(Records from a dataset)
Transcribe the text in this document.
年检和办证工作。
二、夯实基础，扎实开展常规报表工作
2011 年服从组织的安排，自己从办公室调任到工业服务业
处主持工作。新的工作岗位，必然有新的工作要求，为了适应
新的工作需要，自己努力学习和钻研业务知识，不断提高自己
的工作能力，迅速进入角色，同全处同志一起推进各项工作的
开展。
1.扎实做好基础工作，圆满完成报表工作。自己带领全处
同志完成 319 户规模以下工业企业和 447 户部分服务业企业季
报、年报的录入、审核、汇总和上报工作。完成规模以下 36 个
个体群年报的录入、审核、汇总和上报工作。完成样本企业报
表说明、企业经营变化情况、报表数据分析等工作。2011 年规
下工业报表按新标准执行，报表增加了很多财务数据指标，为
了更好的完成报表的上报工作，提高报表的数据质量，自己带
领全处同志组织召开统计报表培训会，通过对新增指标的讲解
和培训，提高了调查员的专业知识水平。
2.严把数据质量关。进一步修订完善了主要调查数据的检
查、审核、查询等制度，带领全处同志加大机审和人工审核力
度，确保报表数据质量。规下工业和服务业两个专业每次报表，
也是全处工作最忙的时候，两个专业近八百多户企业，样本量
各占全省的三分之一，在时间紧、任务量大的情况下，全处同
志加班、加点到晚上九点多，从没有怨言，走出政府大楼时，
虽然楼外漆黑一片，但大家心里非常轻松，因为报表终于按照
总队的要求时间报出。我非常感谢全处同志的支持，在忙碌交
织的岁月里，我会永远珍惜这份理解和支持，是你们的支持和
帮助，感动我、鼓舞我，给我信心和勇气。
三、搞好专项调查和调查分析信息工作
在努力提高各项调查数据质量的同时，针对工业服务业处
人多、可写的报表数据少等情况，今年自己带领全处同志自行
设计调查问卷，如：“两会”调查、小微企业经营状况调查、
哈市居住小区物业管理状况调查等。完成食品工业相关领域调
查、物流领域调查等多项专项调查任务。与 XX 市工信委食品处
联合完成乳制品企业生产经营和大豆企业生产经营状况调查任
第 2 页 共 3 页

▸ TO DO
Using the listing above, return all lines where the word "汇总和上报工作" occurs.

▸ COMPLETED TASK
报、年报的录入、审核、汇总和上报工作。完成规模以下 36 个
个体群年报的录入、审核、汇总和上报工作。完成样本企业报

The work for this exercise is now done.